* [Testo della pagina]:
In attesa di notizie certe, riguardanti l’assetto societario della SSD Brindisi FC, continuiamo l’amarcord sui giocatori che hanno contribuito a fare la storia del calcio biancoazzurro. Abbiamo intervistato l’autore della doppietta grazie alla quale, insieme al goal di Cremaschi, il Brindisi conquistò la storica vittoria (3-0) alla vigilia di Natale del 1972 contro il Genoa, ossia Mario Tomy.
Cominciamo subito con una precisazione: «Mi chiamo Tomì, con l’accento sulla (i) e non Tomy. Il mio cognome ha origini francesi. L’errore risale a quando da ragazzino, ai tempi in cui giocavo nel Mantova, mi sbagliarono il passaporto».
Chiarito l’arcano, può raccontarci i suoi esordi e la sua carriera calcistica?
Da ragazzino dormivo con il pallone per cuscino. Ho esordito a 16 anni nel Thiene (Vi), paese di nascita. Non potrò mai dimenticare, come non si dimentica il primo amore, il mio primo goal in Serie D, grazie al quale abbiamo vinto la partita. A 17 anni mi tesserò il Mantova di Fabbri, fresco di serie A. L’anno successivo passai alla Reggiana in serie C. Con la Reggiana vinsi il campionato. A fine stagione mi rivolle il Mantova. Il portiere era un «certo» Dino Zoff, con cui condividevo la stanza, prima che passasse al Napoli. In seguito venni acquistato dal Legnano dove, in due stagioni di serie C, totalizzai 67 presenze e 26 reti. Nel 1968 passai all’Alessandria dove, sempre in Serie C, collezionai 28 presenze e 10 reti. Nella stagione successiva, dopo aver segnato tanti gol, la Lazio, per avermi, pagò 200 milioni di lire all’Alessandria, più quattro giocatori. Quella esperienza in serie A con la Lazio, durò il tempo di 4 partite, per poi tornare in prestito all’Alessandria in serie C, dove realizzai 2 reti in 7 partite. Nel giugno 1969 a Roma arrivarono Wilson e Chinaglia. La Lazio mi riprese dal prestito a novembre. Tornato alla Lazio, giocai 9 partite e realizzai una rete. Quello era il periodo in cui alla Lazio vigeva l’anarchia, con una lobby interna che non dava spazio ai nuovi arrivi, ancora di più, se bravi. Riuscii a giocare con la Lazio, due partite in Coppa delle Alpi poi vinta.

* [Obiettivo A]:
Duplichi dall'intervista a Mario Tomì il passo che si apre con le parole contenenti "In attesa di" e si chiude con "sua carriera calcistica?".
* [Obiettivo B]:
Traduca in inglese questa frase tratta dall'intervista a Mario Tomì: «Nel 1968 passai all’Alessandria dove, sempre in Serie C, collezionai 28 presenze e 10 reti.»
* [Obiettivo C]:
Nell'intervista a Mario Tomì, con quale portiere egli condivideva la stanza ai tempi del Mantova?

* [Dati grezzi]:
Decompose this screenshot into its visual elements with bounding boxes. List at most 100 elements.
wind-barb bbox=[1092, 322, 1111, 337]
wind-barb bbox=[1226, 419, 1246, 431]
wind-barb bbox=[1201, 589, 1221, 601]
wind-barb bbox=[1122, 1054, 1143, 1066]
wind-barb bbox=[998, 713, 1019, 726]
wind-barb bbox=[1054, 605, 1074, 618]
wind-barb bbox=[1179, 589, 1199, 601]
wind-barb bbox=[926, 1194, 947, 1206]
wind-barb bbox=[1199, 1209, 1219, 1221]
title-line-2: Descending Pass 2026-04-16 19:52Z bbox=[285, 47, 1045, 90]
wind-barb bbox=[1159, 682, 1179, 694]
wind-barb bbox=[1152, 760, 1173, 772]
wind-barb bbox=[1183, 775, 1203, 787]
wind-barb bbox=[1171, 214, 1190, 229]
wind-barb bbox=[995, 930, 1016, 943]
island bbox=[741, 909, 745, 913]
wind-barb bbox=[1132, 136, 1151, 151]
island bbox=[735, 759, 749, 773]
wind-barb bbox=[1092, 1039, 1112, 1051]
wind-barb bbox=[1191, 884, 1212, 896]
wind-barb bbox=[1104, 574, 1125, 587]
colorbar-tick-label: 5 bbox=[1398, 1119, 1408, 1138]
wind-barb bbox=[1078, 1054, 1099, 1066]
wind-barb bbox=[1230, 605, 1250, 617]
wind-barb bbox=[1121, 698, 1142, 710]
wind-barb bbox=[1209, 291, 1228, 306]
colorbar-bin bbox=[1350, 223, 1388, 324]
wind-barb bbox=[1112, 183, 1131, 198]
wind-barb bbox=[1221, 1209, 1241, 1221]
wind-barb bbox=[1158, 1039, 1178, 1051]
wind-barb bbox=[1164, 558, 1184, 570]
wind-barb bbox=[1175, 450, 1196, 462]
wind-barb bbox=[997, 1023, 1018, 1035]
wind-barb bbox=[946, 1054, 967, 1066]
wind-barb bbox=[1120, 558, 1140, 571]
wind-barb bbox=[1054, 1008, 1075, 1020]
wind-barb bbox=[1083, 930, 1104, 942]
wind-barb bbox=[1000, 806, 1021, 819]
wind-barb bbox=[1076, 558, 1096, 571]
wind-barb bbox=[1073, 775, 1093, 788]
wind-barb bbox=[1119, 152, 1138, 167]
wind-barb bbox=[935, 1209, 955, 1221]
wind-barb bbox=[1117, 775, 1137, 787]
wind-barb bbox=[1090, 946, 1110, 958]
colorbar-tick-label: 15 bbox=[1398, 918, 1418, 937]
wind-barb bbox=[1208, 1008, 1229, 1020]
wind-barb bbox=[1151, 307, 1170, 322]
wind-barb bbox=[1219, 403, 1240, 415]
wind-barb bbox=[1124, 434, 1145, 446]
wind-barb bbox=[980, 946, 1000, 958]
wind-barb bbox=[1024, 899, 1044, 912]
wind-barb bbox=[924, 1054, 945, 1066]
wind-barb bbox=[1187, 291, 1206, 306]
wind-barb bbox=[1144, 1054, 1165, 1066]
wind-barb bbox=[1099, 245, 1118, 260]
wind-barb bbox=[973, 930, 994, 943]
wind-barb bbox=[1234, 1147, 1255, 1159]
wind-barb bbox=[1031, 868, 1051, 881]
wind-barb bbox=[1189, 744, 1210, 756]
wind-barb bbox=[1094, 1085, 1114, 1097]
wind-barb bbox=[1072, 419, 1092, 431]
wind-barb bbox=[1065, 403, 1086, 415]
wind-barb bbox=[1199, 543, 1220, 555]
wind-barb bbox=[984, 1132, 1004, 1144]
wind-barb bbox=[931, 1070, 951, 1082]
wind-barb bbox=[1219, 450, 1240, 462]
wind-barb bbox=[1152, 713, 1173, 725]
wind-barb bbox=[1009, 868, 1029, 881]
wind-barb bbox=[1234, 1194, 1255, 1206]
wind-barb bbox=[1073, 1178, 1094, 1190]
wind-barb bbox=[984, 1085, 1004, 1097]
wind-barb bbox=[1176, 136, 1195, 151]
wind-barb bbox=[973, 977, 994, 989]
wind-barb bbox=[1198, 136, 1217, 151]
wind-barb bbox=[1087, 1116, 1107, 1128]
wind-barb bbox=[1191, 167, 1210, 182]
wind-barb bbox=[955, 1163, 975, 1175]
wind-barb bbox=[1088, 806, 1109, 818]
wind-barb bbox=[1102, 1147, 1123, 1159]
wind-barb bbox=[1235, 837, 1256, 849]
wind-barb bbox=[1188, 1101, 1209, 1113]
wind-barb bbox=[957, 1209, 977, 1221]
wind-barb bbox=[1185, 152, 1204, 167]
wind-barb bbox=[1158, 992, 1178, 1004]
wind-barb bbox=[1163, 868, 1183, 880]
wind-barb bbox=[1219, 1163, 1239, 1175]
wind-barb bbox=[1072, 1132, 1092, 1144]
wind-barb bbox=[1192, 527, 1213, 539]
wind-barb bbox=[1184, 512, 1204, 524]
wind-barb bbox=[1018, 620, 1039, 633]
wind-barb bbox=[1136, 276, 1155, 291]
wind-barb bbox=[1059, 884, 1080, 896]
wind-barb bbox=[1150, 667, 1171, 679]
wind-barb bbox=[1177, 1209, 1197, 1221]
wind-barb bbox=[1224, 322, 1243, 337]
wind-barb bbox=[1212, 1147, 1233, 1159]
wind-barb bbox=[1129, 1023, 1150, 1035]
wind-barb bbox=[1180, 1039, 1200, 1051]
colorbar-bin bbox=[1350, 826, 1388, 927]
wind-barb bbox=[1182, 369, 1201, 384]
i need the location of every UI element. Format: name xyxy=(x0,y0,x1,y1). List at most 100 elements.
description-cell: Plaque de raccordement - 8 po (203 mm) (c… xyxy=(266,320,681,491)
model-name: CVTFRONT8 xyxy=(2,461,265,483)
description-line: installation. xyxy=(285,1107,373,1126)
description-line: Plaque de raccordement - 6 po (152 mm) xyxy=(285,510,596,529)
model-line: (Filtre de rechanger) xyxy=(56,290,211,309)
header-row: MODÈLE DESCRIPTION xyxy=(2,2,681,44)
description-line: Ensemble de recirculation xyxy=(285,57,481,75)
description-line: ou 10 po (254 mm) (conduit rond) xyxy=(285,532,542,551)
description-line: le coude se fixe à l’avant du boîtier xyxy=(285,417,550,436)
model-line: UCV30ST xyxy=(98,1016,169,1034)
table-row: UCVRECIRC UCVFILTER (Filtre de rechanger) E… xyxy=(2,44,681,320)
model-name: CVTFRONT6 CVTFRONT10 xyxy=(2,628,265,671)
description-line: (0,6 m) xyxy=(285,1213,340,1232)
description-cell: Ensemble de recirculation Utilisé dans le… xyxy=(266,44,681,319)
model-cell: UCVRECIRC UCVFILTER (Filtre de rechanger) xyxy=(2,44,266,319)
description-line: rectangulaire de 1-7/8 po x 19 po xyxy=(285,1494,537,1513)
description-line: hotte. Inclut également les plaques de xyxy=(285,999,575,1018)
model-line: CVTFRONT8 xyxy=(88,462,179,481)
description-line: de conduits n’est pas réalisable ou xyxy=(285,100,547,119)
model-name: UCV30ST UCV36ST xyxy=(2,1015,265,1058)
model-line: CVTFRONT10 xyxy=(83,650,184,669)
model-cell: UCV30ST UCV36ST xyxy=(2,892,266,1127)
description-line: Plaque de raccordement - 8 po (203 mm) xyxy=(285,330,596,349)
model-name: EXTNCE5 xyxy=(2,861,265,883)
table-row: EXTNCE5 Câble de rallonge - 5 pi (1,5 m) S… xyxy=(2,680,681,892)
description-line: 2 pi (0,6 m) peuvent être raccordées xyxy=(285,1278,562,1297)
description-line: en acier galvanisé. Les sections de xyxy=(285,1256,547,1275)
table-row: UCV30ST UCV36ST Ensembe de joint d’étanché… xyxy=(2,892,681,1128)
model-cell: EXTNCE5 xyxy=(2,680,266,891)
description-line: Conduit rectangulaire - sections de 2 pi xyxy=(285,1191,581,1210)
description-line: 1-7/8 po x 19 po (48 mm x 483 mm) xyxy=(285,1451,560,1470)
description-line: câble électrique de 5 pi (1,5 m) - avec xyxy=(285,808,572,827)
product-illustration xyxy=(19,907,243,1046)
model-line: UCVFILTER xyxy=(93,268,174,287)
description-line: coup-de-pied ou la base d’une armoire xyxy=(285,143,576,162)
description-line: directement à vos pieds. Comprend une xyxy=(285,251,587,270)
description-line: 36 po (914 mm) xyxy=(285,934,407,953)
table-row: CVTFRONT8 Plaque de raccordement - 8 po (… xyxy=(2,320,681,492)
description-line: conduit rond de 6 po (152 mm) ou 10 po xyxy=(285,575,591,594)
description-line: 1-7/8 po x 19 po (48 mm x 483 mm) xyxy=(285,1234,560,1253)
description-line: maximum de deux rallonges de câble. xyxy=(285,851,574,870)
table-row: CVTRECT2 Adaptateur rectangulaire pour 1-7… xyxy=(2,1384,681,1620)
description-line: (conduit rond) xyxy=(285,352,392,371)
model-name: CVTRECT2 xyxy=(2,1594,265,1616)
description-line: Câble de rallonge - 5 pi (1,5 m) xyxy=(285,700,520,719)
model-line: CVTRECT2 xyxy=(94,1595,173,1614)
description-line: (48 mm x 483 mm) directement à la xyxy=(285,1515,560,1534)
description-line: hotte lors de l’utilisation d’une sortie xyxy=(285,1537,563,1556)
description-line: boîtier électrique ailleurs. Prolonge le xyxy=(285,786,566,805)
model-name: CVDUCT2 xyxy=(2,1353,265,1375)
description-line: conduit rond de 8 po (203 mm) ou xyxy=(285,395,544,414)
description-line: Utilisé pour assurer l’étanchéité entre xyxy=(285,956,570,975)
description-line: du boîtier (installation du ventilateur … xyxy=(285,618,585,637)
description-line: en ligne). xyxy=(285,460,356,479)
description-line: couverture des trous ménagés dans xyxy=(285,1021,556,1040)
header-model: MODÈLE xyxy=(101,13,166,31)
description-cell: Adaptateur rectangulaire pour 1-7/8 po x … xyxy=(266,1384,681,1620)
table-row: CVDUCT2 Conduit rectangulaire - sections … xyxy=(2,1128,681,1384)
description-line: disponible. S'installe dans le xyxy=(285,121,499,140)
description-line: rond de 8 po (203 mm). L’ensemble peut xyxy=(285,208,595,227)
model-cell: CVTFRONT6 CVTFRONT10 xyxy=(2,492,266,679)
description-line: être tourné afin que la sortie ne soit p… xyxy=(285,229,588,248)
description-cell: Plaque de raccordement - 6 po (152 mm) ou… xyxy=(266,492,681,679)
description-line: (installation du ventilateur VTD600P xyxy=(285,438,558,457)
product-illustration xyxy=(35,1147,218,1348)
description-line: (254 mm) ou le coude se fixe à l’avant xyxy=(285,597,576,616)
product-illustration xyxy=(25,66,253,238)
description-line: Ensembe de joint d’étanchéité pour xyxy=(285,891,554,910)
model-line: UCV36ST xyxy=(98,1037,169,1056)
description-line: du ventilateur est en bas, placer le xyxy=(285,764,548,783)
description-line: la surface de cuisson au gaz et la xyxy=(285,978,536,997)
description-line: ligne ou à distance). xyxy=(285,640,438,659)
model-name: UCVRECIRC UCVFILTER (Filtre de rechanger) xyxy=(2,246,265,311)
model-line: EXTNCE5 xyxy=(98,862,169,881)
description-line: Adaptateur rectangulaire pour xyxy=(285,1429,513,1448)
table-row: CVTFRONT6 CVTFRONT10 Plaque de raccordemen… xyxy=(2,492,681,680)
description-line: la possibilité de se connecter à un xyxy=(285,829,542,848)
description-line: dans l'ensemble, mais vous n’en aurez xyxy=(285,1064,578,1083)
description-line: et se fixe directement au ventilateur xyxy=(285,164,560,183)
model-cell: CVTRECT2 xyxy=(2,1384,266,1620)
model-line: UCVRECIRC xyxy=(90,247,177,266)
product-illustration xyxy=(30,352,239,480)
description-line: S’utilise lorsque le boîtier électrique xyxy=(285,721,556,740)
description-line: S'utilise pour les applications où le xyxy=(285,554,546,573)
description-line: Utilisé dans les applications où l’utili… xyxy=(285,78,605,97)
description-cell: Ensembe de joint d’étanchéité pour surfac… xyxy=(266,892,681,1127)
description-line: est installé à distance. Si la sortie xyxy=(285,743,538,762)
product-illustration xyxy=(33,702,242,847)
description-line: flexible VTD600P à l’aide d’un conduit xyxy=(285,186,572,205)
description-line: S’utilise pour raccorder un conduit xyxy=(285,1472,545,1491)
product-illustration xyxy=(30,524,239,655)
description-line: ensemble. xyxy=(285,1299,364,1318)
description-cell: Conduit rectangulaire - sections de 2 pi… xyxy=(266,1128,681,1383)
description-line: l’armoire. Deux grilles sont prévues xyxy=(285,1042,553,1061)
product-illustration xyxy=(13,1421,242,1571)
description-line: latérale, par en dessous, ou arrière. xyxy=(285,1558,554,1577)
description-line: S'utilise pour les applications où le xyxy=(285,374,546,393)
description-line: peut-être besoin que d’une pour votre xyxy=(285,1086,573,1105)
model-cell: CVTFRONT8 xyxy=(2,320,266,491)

* [Soluzione A]:
In attesa di notizie certe, riguardanti l’assetto societario della SSD Brindisi FC, continuiamo l’amarcord sui giocatori che hanno contribuito a fare la storia del calcio biancoazzurro. Abbiamo intervistato l’autore della doppietta grazie alla quale, insieme al goal di Cremaschi, il Brindisi conquistò la storica vittoria (3-0) alla vigilia di Natale del 1972 contro il Genoa, ossia Mario Tomy.
Cominciamo subito con una precisazione: «Mi chiamo Tomì, con l’accento sulla (i) e non Tomy. Il mio cognome ha origini francesi. L’errore risale a quando da ragazzino, ai tempi in cui giocavo nel Mantova, mi sbagliarono il passaporto».
Chiarito l’arcano, può raccontarci i suoi esordi e la sua carriera calcistica?

* [Soluzione B]:
In 1968 I moved to Alessandria where, again in Serie C, I made 28 appearances and scored 10 goals.

* [Soluzione C]:
Con Dino Zoff.